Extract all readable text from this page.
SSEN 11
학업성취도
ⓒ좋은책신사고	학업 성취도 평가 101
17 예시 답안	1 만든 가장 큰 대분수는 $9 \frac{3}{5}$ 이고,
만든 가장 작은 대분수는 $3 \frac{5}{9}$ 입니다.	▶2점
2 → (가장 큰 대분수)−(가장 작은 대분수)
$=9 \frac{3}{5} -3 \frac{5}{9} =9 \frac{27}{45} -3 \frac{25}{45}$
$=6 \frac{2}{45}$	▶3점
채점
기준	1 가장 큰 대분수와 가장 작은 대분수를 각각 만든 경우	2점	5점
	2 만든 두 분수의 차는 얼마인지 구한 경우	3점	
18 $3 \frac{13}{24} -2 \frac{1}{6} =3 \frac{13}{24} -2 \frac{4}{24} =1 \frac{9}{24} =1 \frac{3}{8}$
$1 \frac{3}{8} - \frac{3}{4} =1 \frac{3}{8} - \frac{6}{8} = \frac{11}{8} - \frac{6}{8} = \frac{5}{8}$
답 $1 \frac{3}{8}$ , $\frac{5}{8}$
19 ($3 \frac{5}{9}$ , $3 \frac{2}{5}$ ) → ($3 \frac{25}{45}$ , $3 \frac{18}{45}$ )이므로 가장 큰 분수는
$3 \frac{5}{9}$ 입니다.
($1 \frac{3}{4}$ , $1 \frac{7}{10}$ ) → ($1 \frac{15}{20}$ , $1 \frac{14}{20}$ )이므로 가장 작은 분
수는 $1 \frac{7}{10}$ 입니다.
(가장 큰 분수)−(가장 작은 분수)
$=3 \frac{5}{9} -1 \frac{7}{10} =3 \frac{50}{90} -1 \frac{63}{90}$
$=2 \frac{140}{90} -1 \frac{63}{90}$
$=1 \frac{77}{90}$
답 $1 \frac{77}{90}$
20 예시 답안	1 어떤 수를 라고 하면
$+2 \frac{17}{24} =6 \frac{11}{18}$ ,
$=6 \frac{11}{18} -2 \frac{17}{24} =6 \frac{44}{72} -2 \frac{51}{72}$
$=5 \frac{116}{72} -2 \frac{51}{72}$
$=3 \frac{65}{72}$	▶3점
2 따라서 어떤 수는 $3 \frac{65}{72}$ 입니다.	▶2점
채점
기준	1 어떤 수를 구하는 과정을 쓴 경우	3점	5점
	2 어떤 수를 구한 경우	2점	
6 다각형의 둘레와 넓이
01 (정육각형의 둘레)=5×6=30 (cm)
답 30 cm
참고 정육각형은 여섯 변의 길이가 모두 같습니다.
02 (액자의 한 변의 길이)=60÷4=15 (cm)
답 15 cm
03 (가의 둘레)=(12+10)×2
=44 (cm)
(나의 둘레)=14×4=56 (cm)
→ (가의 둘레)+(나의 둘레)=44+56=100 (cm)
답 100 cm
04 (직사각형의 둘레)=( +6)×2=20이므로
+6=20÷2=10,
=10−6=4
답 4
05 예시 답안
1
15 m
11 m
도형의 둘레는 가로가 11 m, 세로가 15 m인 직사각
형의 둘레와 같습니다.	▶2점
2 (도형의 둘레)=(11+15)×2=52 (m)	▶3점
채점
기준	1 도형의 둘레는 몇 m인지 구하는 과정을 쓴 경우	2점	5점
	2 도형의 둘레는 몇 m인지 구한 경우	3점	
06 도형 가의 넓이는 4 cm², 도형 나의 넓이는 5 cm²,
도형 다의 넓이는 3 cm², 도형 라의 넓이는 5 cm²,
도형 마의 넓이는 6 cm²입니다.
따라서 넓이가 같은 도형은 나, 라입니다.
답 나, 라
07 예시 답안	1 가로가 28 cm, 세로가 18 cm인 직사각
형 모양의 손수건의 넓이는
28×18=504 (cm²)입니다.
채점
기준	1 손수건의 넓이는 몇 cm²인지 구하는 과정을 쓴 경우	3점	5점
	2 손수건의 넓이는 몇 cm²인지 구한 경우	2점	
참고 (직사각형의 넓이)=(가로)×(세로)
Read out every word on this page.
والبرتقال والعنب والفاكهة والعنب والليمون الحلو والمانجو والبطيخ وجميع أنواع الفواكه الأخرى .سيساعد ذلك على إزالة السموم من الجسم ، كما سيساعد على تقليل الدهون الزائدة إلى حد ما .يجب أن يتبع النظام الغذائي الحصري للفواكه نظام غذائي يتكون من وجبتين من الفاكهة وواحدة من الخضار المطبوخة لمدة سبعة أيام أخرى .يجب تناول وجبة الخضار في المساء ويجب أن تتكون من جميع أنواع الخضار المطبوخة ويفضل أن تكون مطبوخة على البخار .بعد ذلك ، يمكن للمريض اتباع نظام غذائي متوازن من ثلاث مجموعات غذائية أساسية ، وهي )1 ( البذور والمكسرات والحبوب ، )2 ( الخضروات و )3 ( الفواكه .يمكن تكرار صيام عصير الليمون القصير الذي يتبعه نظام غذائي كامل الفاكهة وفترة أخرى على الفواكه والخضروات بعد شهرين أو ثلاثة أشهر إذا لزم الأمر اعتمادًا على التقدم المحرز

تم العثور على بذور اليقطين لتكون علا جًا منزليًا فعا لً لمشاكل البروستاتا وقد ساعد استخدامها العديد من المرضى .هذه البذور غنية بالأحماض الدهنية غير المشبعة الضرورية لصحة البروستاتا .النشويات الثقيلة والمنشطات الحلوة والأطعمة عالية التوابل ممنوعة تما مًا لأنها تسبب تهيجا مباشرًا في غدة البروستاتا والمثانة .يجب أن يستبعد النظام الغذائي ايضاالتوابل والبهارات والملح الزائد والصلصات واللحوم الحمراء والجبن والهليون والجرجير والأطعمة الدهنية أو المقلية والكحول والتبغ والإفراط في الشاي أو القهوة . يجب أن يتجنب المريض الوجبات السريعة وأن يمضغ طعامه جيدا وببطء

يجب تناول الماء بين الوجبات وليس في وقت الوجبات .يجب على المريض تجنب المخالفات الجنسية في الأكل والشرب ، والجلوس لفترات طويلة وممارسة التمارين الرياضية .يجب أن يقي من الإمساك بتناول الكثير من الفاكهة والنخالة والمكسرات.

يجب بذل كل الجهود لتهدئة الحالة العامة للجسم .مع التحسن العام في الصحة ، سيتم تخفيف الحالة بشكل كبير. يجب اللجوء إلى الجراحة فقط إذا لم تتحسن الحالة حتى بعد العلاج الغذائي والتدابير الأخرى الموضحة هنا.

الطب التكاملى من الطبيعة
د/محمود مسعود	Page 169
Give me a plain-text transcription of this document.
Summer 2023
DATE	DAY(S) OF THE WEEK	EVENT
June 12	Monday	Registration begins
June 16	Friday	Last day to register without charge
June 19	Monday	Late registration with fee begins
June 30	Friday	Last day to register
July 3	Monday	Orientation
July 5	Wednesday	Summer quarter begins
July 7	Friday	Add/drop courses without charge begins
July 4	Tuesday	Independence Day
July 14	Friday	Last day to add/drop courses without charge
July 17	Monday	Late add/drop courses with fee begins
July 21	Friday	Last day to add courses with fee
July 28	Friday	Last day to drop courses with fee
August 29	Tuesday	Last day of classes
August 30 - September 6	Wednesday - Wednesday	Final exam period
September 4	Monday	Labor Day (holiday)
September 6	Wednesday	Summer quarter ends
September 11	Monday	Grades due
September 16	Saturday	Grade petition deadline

- - - - - - -

Pick out the lines that include the word "대분수는" and write them out.

17 예시 답안	1 만든 가장 큰 대분수는 $9 \frac{3}{5}$ 이고,
만든 가장 작은 대분수는 $3 \frac{5}{9}$ 입니다.	▶2점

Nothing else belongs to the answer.